**Exercise description**:
Arrange every line of the material below as a Markdown table with two columns, Row and Entry, leaving out blank lines and any pictures.

**Layout dataset entries**:
========================================================================

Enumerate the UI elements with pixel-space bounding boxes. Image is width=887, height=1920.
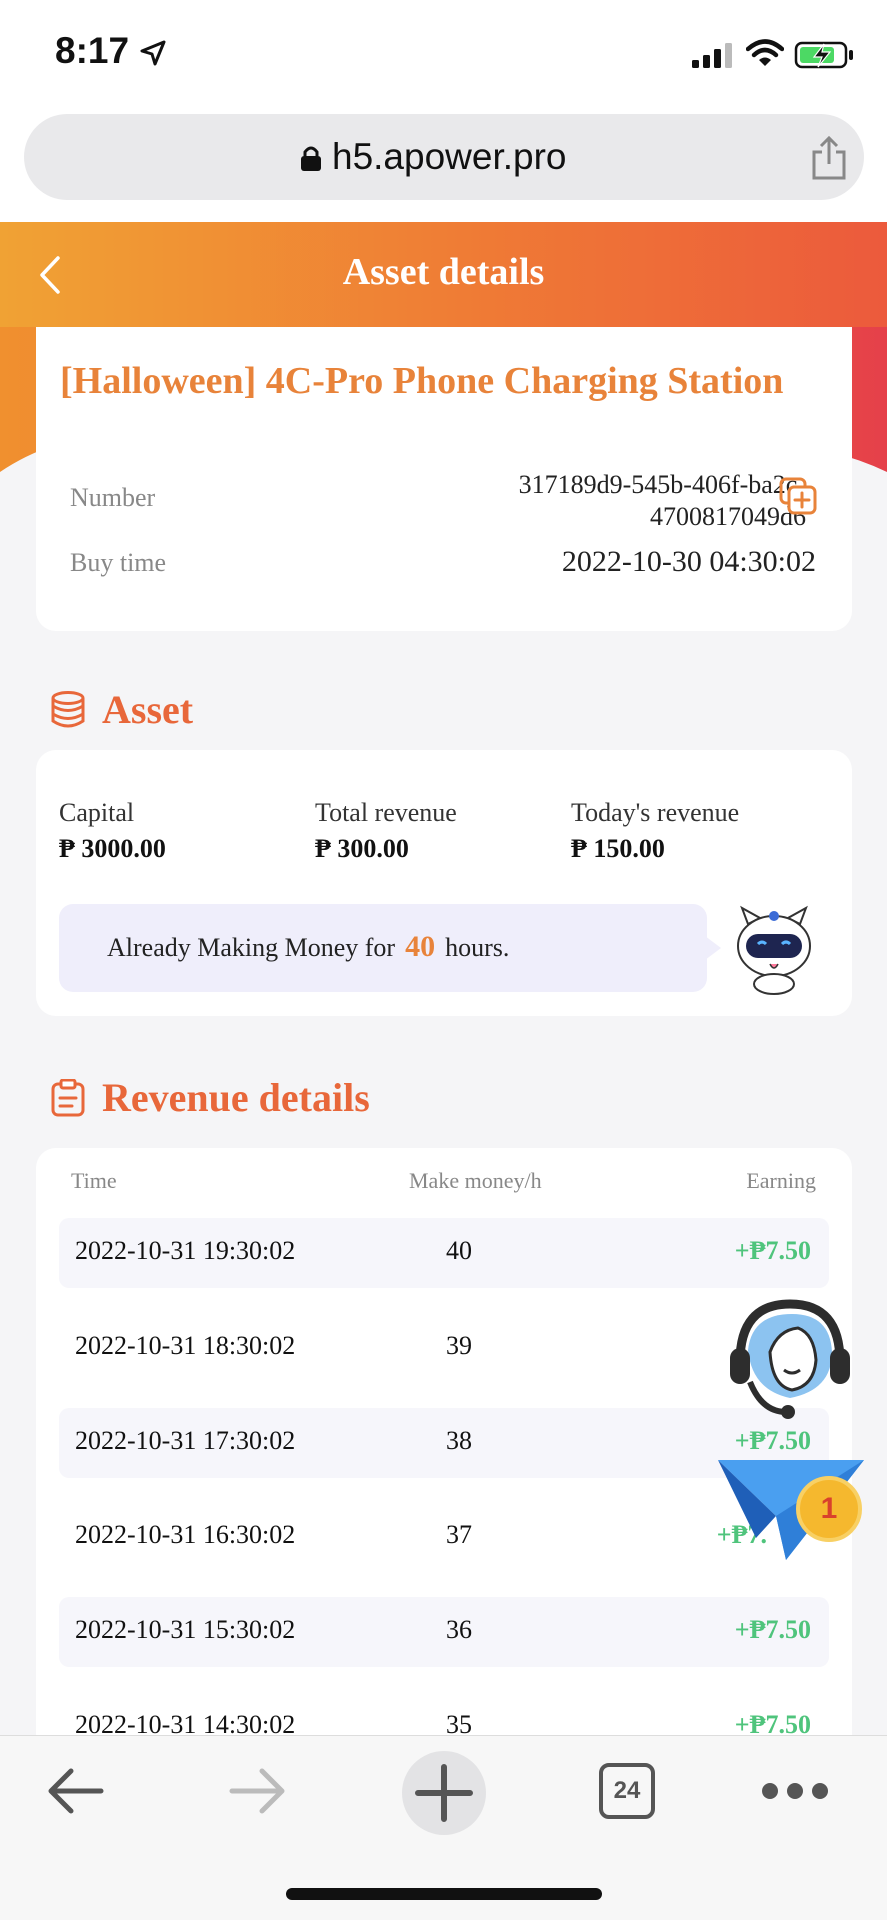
tabs-count-button[interactable]: 24	[599, 1763, 655, 1819]
home-indicator[interactable]	[286, 1888, 602, 1900]
table-row: 2022-10-31 16:30:02 37 +₱7.	[59, 1502, 829, 1572]
page-header: Asset details	[0, 222, 887, 327]
today-revenue-value: ₱ 150.00	[571, 834, 665, 863]
row-earning: +₱7.50	[734, 1236, 811, 1265]
total-revenue-stat: Total revenue ₱ 300.00	[315, 798, 457, 864]
table-row: 2022-10-31 18:30:02 39	[59, 1313, 829, 1383]
browser-address-area: h5.apower.pro	[0, 110, 887, 222]
forward-arrow-icon[interactable]	[228, 1766, 288, 1816]
row-make-money-value: 38	[446, 1426, 472, 1455]
copy-icon[interactable]	[779, 477, 817, 515]
location-arrow-icon	[140, 40, 166, 66]
making-money-prefix: Already Making Money for	[107, 933, 396, 962]
total-revenue-value: ₱ 300.00	[315, 834, 409, 863]
row-time: 2022-10-31 19:30:02	[75, 1236, 296, 1265]
share-icon[interactable]	[810, 136, 848, 180]
address-bar[interactable]: h5.apower.pro	[24, 114, 864, 200]
product-title: [Halloween] 4C-Pro Phone Charging Statio…	[60, 360, 784, 402]
row-make-money-value: 36	[446, 1615, 472, 1644]
number-value-line2: 4700817049d6	[650, 502, 806, 531]
product-card: [Halloween] 4C-Pro Phone Charging Statio…	[36, 327, 852, 631]
wifi-icon	[746, 39, 784, 66]
making-money-bubble: Already Making Money for 40 hours.	[59, 904, 707, 992]
asset-section-header: Asset	[50, 686, 193, 733]
column-header-make-money: Make money/h	[409, 1168, 542, 1193]
row-time: 2022-10-31 18:30:02	[75, 1331, 296, 1360]
coin-stack-icon	[51, 690, 85, 727]
capital-label: Capital	[59, 798, 135, 827]
making-money-suffix: hours.	[445, 933, 510, 962]
clipboard-icon	[51, 1078, 85, 1116]
table-row: 2022-10-31 17:30:02 38 +₱7.50	[59, 1408, 829, 1478]
row-earning: +₱7.50	[734, 1615, 811, 1644]
row-make-money-value: 39	[446, 1331, 472, 1360]
cellular-signal-icon	[692, 43, 732, 68]
revenue-section-title: Revenue details	[102, 1075, 370, 1120]
new-tab-button[interactable]	[402, 1751, 486, 1835]
asset-section-title: Asset	[102, 687, 194, 732]
capital-value: ₱ 3000.00	[59, 834, 166, 863]
number-label: Number	[70, 483, 156, 512]
number-value: 317189d9-545b-406f-ba2c- 4700817049d6	[436, 469, 806, 533]
robot-mascot-icon	[737, 905, 811, 995]
row-time: 2022-10-31 15:30:02	[75, 1615, 296, 1644]
row-make-money-value: 40	[446, 1236, 472, 1265]
row-earning: +₱7.50	[734, 1426, 811, 1455]
making-money-text: Already Making Money for 40 hours.	[107, 930, 509, 964]
lock-icon	[301, 146, 321, 171]
bubble-tail	[705, 936, 721, 960]
customer-support-icon[interactable]	[722, 1290, 858, 1426]
total-revenue-label: Total revenue	[315, 798, 457, 827]
status-time: 8:17	[55, 30, 130, 71]
status-bar: 8:17	[0, 0, 887, 110]
table-row: 2022-10-31 15:30:02 36 +₱7.50	[59, 1597, 829, 1667]
column-header-time: Time	[71, 1168, 117, 1193]
number-value-line1: 317189d9-545b-406f-ba2c-	[518, 470, 806, 499]
revenue-section-header: Revenue details	[50, 1074, 370, 1121]
back-arrow-icon[interactable]	[45, 1766, 105, 1816]
buy-time-value: 2022-10-30 04:30:02	[561, 545, 816, 578]
today-revenue-label: Today's revenue	[571, 798, 740, 827]
notification-badge: 1	[796, 1476, 862, 1542]
row-time: 2022-10-31 16:30:02	[75, 1520, 296, 1549]
page-title: Asset details	[342, 251, 545, 293]
more-options-icon[interactable]	[760, 1781, 830, 1801]
url-text: h5.apower.pro	[332, 136, 567, 177]
row-time: 2022-10-31 17:30:02	[75, 1426, 296, 1455]
making-money-hours: 40	[405, 930, 436, 963]
buy-time-label: Buy time	[70, 548, 167, 577]
paper-plane-widget[interactable]: 1	[716, 1456, 866, 1566]
column-header-earning: Earning	[746, 1168, 816, 1193]
table-row: 2022-10-31 19:30:02 40 +₱7.50	[59, 1218, 829, 1288]
row-make-money-value: 37	[446, 1520, 472, 1549]
capital-stat: Capital ₱ 3000.00	[59, 798, 166, 864]
today-revenue-stat: Today's revenue ₱ 150.00	[571, 798, 739, 864]
plus-icon	[415, 1764, 473, 1822]
asset-card: Capital ₱ 3000.00 Total revenue ₱ 300.00…	[36, 750, 852, 1016]
battery-charging-icon	[794, 41, 853, 69]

========================================================================

**Response**:
| Row | Entry |
|---|---|
| 1 | Enumerate the UI elements with pixel-space bounding boxes. Image is width=887, height=1920. |
| 2 | tabs-count-button[interactable]: 24	[599, 1763, 655, 1819] |
| 3 | home-indicator[interactable]	[286, 1888, 602, 1900] |
| 4 | table-row: 2022-10-31 16:30:02 37 +₱7.	[59, 1502, 829, 1572] |
| 5 | page-header: Asset details	[0, 222, 887, 327] |
| 6 | today-revenue-value: ₱ 150.00	[571, 834, 665, 863] |
| 7 | row-earning: +₱7.50	[734, 1236, 811, 1265] |
| 8 | total-revenue-stat: Total revenue ₱ 300.00	[315, 798, 457, 864] |
| 9 | table-row: 2022-10-31 18:30:02 39	[59, 1313, 829, 1383] |
| 10 | browser-address-area: h5.apower.pro	[0, 110, 887, 222] |
| 11 | forward-arrow-icon[interactable]	[228, 1766, 288, 1816] |
| 12 | row-make-money-value: 38	[446, 1426, 472, 1455] |
| 13 | copy-icon[interactable]	[779, 477, 817, 515] |
| 14 | location-arrow-icon	[140, 40, 166, 66] |
| 15 | making-money-prefix: Already Making Money for	[107, 933, 396, 962] |
| 16 | total-revenue-value: ₱ 300.00	[315, 834, 409, 863] |
| 17 | row-time: 2022-10-31 19:30:02	[75, 1236, 296, 1265] |
| 18 | share-icon[interactable]	[810, 136, 848, 180] |
| 19 | address-bar[interactable]: h5.apower.pro	[24, 114, 864, 200] |
| 20 | product-title: [Halloween] 4C-Pro Phone Charging Statio…	[60, 360, 784, 402] |
| 21 | row-make-money-value: 36	[446, 1615, 472, 1644] |
| 22 | number-value-line2: 4700817049d6	[650, 502, 806, 531] |
| 23 | product-card: [Halloween] 4C-Pro Phone Charging Statio…	[36, 327, 852, 631] |
| 24 | wifi-icon	[746, 39, 784, 66] |
| 25 | making-money-bubble: Already Making Money for 40 hours.	[59, 904, 707, 992] |
| 26 | asset-section-header: Asset	[50, 686, 193, 733] |
| 27 | column-header-make-money: Make money/h	[409, 1168, 542, 1193] |
| 28 | row-time: 2022-10-31 18:30:02	[75, 1331, 296, 1360] |
| 29 | coin-stack-icon	[51, 690, 85, 727] |
| 30 | capital-label: Capital	[59, 798, 135, 827] |
| 31 | making-money-suffix: hours.	[445, 933, 510, 962] |
| 32 | clipboard-icon	[51, 1078, 85, 1116] |
| 33 | table-row: 2022-10-31 17:30:02 38 +₱7.50	[59, 1408, 829, 1478] |
| 34 | row-earning: +₱7.50	[734, 1615, 811, 1644] |
| 35 | row-make-money-value: 39	[446, 1331, 472, 1360] |
| 36 | cellular-signal-icon	[692, 43, 732, 68] |
| 37 | revenue-section-title: Revenue details	[102, 1075, 370, 1120] |
| 38 | new-tab-button[interactable]	[402, 1751, 486, 1835] |
| 39 | asset-section-title: Asset	[102, 687, 194, 732] |
| 40 | capital-value: ₱ 3000.00	[59, 834, 166, 863] |
| 41 | number-label: Number	[70, 483, 156, 512] |
| 42 | number-value: 317189d9-545b-406f-ba2c- 4700817049d6	[436, 469, 806, 533] |
| 43 | robot-mascot-icon	[737, 905, 811, 995] |
| 44 | row-time: 2022-10-31 15:30:02	[75, 1615, 296, 1644] |
| 45 | row-make-money-value: 40	[446, 1236, 472, 1265] |
| 46 | row-earning: +₱7.50	[734, 1426, 811, 1455] |
| 47 | making-money-text: Already Making Money for 40 hours.	[107, 930, 509, 964] |
| 48 | lock-icon	[301, 146, 321, 171] |
| 49 | bubble-tail	[705, 936, 721, 960] |
| 50 | customer-support-icon[interactable]	[722, 1290, 858, 1426] |
| 51 | total-revenue-label: Total revenue	[315, 798, 457, 827] |
| 52 | status-time: 8:17	[55, 30, 130, 71] |
| 53 | status-bar: 8:17	[0, 0, 887, 110] |
| 54 | table-row: 2022-10-31 15:30:02 36 +₱7.50	[59, 1597, 829, 1667] |
| 55 | column-header-time: Time	[71, 1168, 117, 1193] |
| 56 | number-value-line1: 317189d9-545b-406f-ba2c-	[518, 470, 806, 499] |
| 57 | revenue-section-header: Revenue details	[50, 1074, 370, 1121] |
| 58 | back-arrow-icon[interactable]	[45, 1766, 105, 1816] |
| 59 | buy-time-value: 2022-10-30 04:30:02	[561, 545, 816, 578] |
| 60 | today-revenue-label: Today's revenue	[571, 798, 740, 827] |
| 61 | notification-badge: 1	[796, 1476, 862, 1542] |
| 62 | row-time: 2022-10-31 16:30:02	[75, 1520, 296, 1549] |
| 63 | page-title: Asset details	[342, 251, 545, 293] |
| 64 | more-options-icon[interactable]	[760, 1781, 830, 1801] |
| 65 | url-text: h5.apower.pro	[332, 136, 567, 177] |
| 66 | row-time: 2022-10-31 17:30:02	[75, 1426, 296, 1455] |
| 67 | making-money-hours: 40	[405, 930, 436, 963] |
| 68 | buy-time-label: Buy time	[70, 548, 167, 577] |
| 69 | paper-plane-widget[interactable]: 1	[716, 1456, 866, 1566] |
| 70 | column-header-earning: Earning	[746, 1168, 816, 1193] |
| 71 | table-row: 2022-10-31 19:30:02 40 +₱7.50	[59, 1218, 829, 1288] |
| 72 | row-make-money-value: 37	[446, 1520, 472, 1549] |
| 73 | capital-stat: Capital ₱ 3000.00	[59, 798, 166, 864] |
| 74 | today-revenue-stat: Today's revenue ₱ 150.00	[571, 798, 739, 864] |
| 75 | plus-icon	[415, 1764, 473, 1822] |
| 76 | asset-card: Capital ₱ 3000.00 Total revenue ₱ 300.00…	[36, 750, 852, 1016] |
| 77 | battery-charging-icon	[794, 41, 853, 69] |